[Data extracted from a collection]
-- begin --

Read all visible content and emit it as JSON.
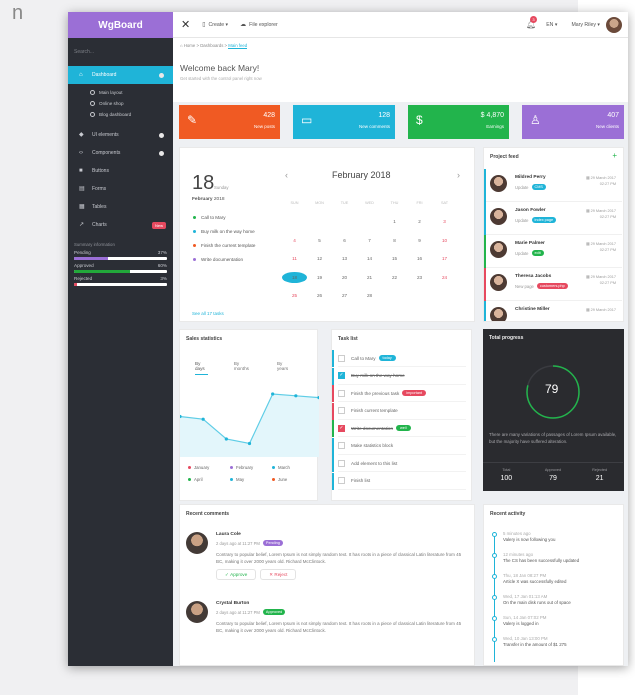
{
  "stub_text": "n",
  "sidebar": {
    "brand": "WgBoard",
    "search_placeholder": "Search...",
    "items": [
      {
        "label": "Dashboard",
        "icon": "home-icon"
      },
      {
        "label": "UI elements",
        "icon": "layers-icon"
      },
      {
        "label": "Components",
        "icon": "code-icon"
      },
      {
        "label": "Buttons",
        "icon": "square-icon"
      },
      {
        "label": "Forms",
        "icon": "form-icon"
      },
      {
        "label": "Tables",
        "icon": "table-icon"
      },
      {
        "label": "Charts",
        "icon": "chart-icon",
        "badge": "New"
      }
    ],
    "subitems": [
      "Main layout",
      "Online shop",
      "Blog dashboard"
    ],
    "summary_title": "Summary information",
    "progress": [
      {
        "label": "Pending",
        "value": "37%",
        "fraction": 0.37,
        "color": "#9b6fd6"
      },
      {
        "label": "Approved",
        "value": "60%",
        "fraction": 0.6,
        "color": "#22a83a"
      },
      {
        "label": "Rejected",
        "value": "3%",
        "fraction": 0.03,
        "color": "#e6495f"
      }
    ]
  },
  "topbar": {
    "create": "Create",
    "file_explorer": "File explorer",
    "notif_count": "3",
    "lang": "EN",
    "user": "Mary Riley"
  },
  "header": {
    "crumbs": [
      "Home",
      "Dashboards",
      "Main feed"
    ],
    "welcome": "Welcome back Mary!",
    "subtitle": "Get started with the control panel right now"
  },
  "stats": [
    {
      "value": "428",
      "label": "New posts",
      "color": "#f05a23",
      "icon": "pencil-icon"
    },
    {
      "value": "128",
      "label": "New comments",
      "color": "#1fb4d8",
      "icon": "comment-icon"
    },
    {
      "value": "$ 4,870",
      "label": "Earnings",
      "color": "#22b44c",
      "icon": "dollar-icon"
    },
    {
      "value": "407",
      "label": "New clients",
      "color": "#9b6fd6",
      "icon": "user-icon"
    }
  ],
  "calendar": {
    "day": "18",
    "dow": "Sunday",
    "month_bold": "February",
    "year": "2018",
    "title": "February 2018",
    "events": [
      {
        "text": "Call to Mary",
        "color": "#22b44c"
      },
      {
        "text": "Buy milk on the way home",
        "color": "#1fb4d8"
      },
      {
        "text": "Finish the current template",
        "color": "#f05a23"
      },
      {
        "text": "Write documentation",
        "color": "#9b6fd6"
      }
    ],
    "see_all": "See all 17 tasks",
    "weekdays": [
      "SUN",
      "MON",
      "TUE",
      "WED",
      "THU",
      "FRI",
      "SAT"
    ],
    "weeks": [
      [
        "",
        "",
        "",
        "",
        "1",
        "2",
        "3"
      ],
      [
        "4",
        "5",
        "6",
        "7",
        "8",
        "9",
        "10"
      ],
      [
        "11",
        "12",
        "13",
        "14",
        "15",
        "16",
        "17"
      ],
      [
        "18",
        "19",
        "20",
        "21",
        "22",
        "23",
        "24"
      ],
      [
        "25",
        "26",
        "27",
        "28",
        "",
        "",
        ""
      ]
    ]
  },
  "feed": {
    "title": "Project feed",
    "add": "+",
    "items": [
      {
        "name": "Mildred Perry",
        "type": "Update",
        "tag": "CMS",
        "tag_color": "#1fb4d8",
        "date": "29 March 2017",
        "time": "02:27 PM",
        "bar": "#1fb4d8"
      },
      {
        "name": "Jason Fowler",
        "type": "Update",
        "tag": "index page",
        "tag_color": "#1fb4d8",
        "date": "29 March 2017",
        "time": "02:27 PM",
        "bar": "#1fb4d8"
      },
      {
        "name": "Marie Palmer",
        "type": "Update",
        "tag": "edit",
        "tag_color": "#22b44c",
        "date": "29 March 2017",
        "time": "02:27 PM",
        "bar": "#22b44c"
      },
      {
        "name": "Theresa Jacobs",
        "type": "New page",
        "tag": "customers.php",
        "tag_color": "#e6495f",
        "date": "29 March 2017",
        "time": "02:27 PM",
        "bar": "#e6495f"
      },
      {
        "name": "Christine Miller",
        "type": "",
        "tag": "",
        "tag_color": "#1fb4d8",
        "date": "29 March 2017",
        "time": "",
        "bar": "#1fb4d8"
      }
    ]
  },
  "sales": {
    "title": "Sales statistics",
    "tabs": [
      "By days",
      "By months",
      "By years"
    ],
    "legend": [
      {
        "label": "January",
        "color": "#e6495f"
      },
      {
        "label": "February",
        "color": "#9b6fd6"
      },
      {
        "label": "March",
        "color": "#1fb4d8"
      },
      {
        "label": "April",
        "color": "#22b44c"
      },
      {
        "label": "May",
        "color": "#1fb4d8"
      },
      {
        "label": "June",
        "color": "#f05a23"
      }
    ],
    "series": [
      45,
      42,
      20,
      15,
      70,
      68,
      66
    ]
  },
  "tasks": {
    "title": "Task list",
    "items": [
      {
        "text": "Call to Mary",
        "done": false,
        "tag": "today",
        "tag_color": "#1fb4d8",
        "bar": "#1fb4d8"
      },
      {
        "text": "Buy milk on the way home",
        "done": true,
        "tag": "",
        "tag_color": "",
        "bar": "#1fb4d8",
        "cb_color": "#1fb4d8"
      },
      {
        "text": "Finish the previous task",
        "done": false,
        "tag": "important",
        "tag_color": "#e6495f",
        "bar": "#e6495f"
      },
      {
        "text": "Finish current template",
        "done": false,
        "tag": "",
        "tag_color": "",
        "bar": "#e6495f"
      },
      {
        "text": "Write documentation",
        "done": true,
        "tag": "well",
        "tag_color": "#22b44c",
        "bar": "#22b44c",
        "cb_color": "#e6495f"
      },
      {
        "text": "Make statistics block",
        "done": false,
        "tag": "",
        "tag_color": "",
        "bar": "#1fb4d8"
      },
      {
        "text": "Add element to this list",
        "done": false,
        "tag": "",
        "tag_color": "",
        "bar": "#1fb4d8"
      },
      {
        "text": "Finish list",
        "done": false,
        "tag": "",
        "tag_color": "",
        "bar": "#1fb4d8"
      }
    ]
  },
  "total_progress": {
    "title": "Total progress",
    "value": "79",
    "fraction": 0.79,
    "desc": "There are many variations of passages of Lorem Ipsum available, but the majority have suffered alteration.",
    "stats": [
      {
        "label": "Total",
        "value": "100"
      },
      {
        "label": "Approved",
        "value": "79"
      },
      {
        "label": "Rejected",
        "value": "21"
      }
    ]
  },
  "comments": {
    "title": "Recent comments",
    "items": [
      {
        "name": "Laura Cole",
        "meta": "2 days ago at 11:27 PM",
        "status": "Pending",
        "status_color": "#9b6fd6",
        "text": "Contrary to popular belief, Lorem Ipsum is not simply random text. It has roots in a piece of classical Latin literature from 45 BC, making it over 2000 years old. Richard McClintock.",
        "approve": "Approve",
        "reject": "Reject"
      },
      {
        "name": "Crystal Burton",
        "meta": "2 days ago at 11:27 PM",
        "status": "Approved",
        "status_color": "#22b44c",
        "text": "Contrary to popular belief, Lorem Ipsum is not simply random text. It has roots in a piece of classical Latin literature from 45 BC, making it over 2000 years old. Richard McClintock."
      }
    ]
  },
  "activity": {
    "title": "Recent activity",
    "items": [
      {
        "time": "5 minutes ago",
        "text": "Valery is now following you"
      },
      {
        "time": "12 minutes ago",
        "text": "The CS has been successfully updated"
      },
      {
        "time": "Thu, 18 Jan 08:27 PM",
        "text": "Article X was successfully edited"
      },
      {
        "time": "Wed, 17 Jan 01:13 AM",
        "text": "On the main disk runs out of space"
      },
      {
        "time": "Sun, 14 Jan 07:02 PM",
        "text": "Valery is logged in"
      },
      {
        "time": "Wed, 10 Jan 13:00 PM",
        "text": "Transfer in the amount of $1 275"
      }
    ]
  }
}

-- end --

## Task to carry out
Extract every line above containing the word "successfully".

## Task solution
        "text": "The CS has been successfully updated"
        "text": "Article X was successfully edited"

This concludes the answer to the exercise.